_EXERCISE GOAL_
Pick out each line of the records that includes the string "Temps", and copy it.

══ INPUT ══

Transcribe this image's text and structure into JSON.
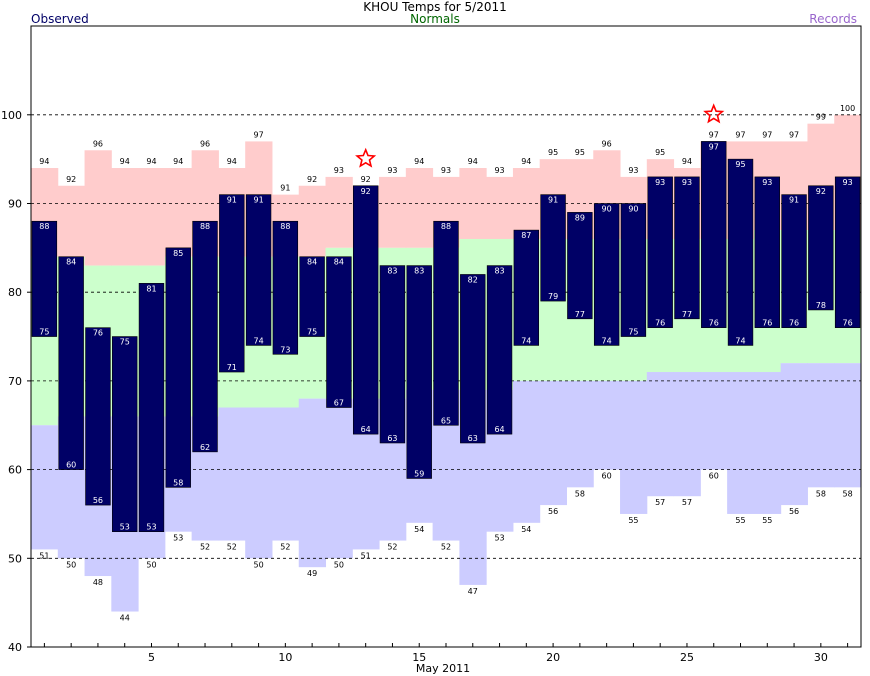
{
  "title": "KHOU Temps for 5/2011",
  "legend": {
    "observed": "Observed",
    "normals": "Normals",
    "records": "Records"
  },
  "colors": {
    "observed": "#000066",
    "normals": "#ccffcc",
    "record_high_band": "#ffcccc",
    "record_low_band": "#ccccff",
    "normals_label": "#006600",
    "records_label": "#9966cc",
    "star": "#ff0000"
  },
  "chart_data": {
    "type": "bar",
    "title": "KHOU Temps for 5/2011",
    "xlabel": "May 2011",
    "ylabel": "",
    "ylim": [
      40,
      110
    ],
    "yticks": [
      40,
      50,
      60,
      70,
      80,
      90,
      100
    ],
    "xticks": [
      5,
      10,
      15,
      20,
      25,
      30
    ],
    "grid": true,
    "days": [
      1,
      2,
      3,
      4,
      5,
      6,
      7,
      8,
      9,
      10,
      11,
      12,
      13,
      14,
      15,
      16,
      17,
      18,
      19,
      20,
      21,
      22,
      23,
      24,
      25,
      26,
      27,
      28,
      29,
      30,
      31
    ],
    "observed_high": [
      88,
      84,
      76,
      75,
      81,
      85,
      88,
      91,
      91,
      88,
      84,
      84,
      92,
      83,
      83,
      88,
      82,
      83,
      87,
      91,
      89,
      90,
      90,
      93,
      93,
      97,
      95,
      93,
      91,
      92,
      93
    ],
    "observed_low": [
      75,
      60,
      56,
      53,
      53,
      58,
      62,
      71,
      74,
      73,
      75,
      67,
      64,
      63,
      59,
      65,
      63,
      64,
      74,
      79,
      77,
      74,
      75,
      76,
      77,
      76,
      74,
      76,
      76,
      78,
      76
    ],
    "normal_high": [
      84,
      84,
      83,
      83,
      83,
      84,
      84,
      84,
      84,
      84,
      84,
      85,
      85,
      85,
      85,
      85,
      86,
      86,
      86,
      86,
      86,
      86,
      86,
      86,
      86,
      86,
      86,
      87,
      87,
      87,
      87
    ],
    "normal_low": [
      65,
      66,
      66,
      66,
      66,
      66,
      66,
      67,
      67,
      67,
      68,
      68,
      68,
      68,
      69,
      69,
      69,
      69,
      70,
      70,
      70,
      70,
      70,
      71,
      71,
      71,
      71,
      71,
      72,
      72,
      72
    ],
    "record_high": [
      94,
      92,
      96,
      94,
      94,
      94,
      96,
      94,
      97,
      91,
      92,
      93,
      92,
      93,
      94,
      93,
      94,
      93,
      94,
      95,
      95,
      96,
      93,
      95,
      94,
      97,
      97,
      97,
      97,
      99,
      100
    ],
    "record_low": [
      51,
      50,
      48,
      44,
      50,
      53,
      52,
      52,
      50,
      52,
      49,
      50,
      51,
      52,
      54,
      52,
      47,
      53,
      54,
      56,
      58,
      60,
      55,
      57,
      57,
      60,
      55,
      55,
      56,
      58,
      58
    ],
    "record_high_labels": [
      "94",
      "92",
      "96",
      "94",
      "94",
      "94",
      "96",
      "94",
      "97",
      "91",
      "92",
      "93",
      "92",
      "93",
      "94",
      "93",
      "94",
      "93",
      "94",
      "95",
      "95",
      "96",
      "93",
      "95",
      "94",
      "97",
      "97",
      "97",
      "97",
      "99",
      "100"
    ],
    "record_low_labels": [
      "51",
      "50",
      "48",
      "44",
      "50",
      "53",
      "52",
      "52",
      "50",
      "52",
      "49",
      "50",
      "51",
      "52",
      "54",
      "52",
      "47",
      "53",
      "54",
      "56",
      "58",
      "60",
      "55",
      "57",
      "57",
      "60",
      "55",
      "55",
      "56",
      "58",
      "58"
    ],
    "observed_high_labels": [
      "88",
      "84",
      "76",
      "75",
      "81",
      "85",
      "88",
      "91",
      "91",
      "88",
      "84",
      "84",
      "92",
      "83",
      "83",
      "88",
      "82",
      "83",
      "87",
      "91",
      "89",
      "90",
      "90",
      "93",
      "93",
      "97",
      "95",
      "93",
      "91",
      "92",
      "93"
    ],
    "observed_low_labels": [
      "75",
      "60",
      "56",
      "53",
      "53",
      "58",
      "62",
      "71",
      "74",
      "73",
      "75",
      "67",
      "64",
      "63",
      "59",
      "65",
      "63",
      "64",
      "74",
      "79",
      "77",
      "74",
      "75",
      "76",
      "77",
      "76",
      "74",
      "76",
      "76",
      "78",
      "76"
    ],
    "record_set_days": [
      13,
      26
    ]
  }
}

═══

_TASK OUTPUT_
  "title": "KHOU Temps for 5/2011",
    "title": "KHOU Temps for 5/2011",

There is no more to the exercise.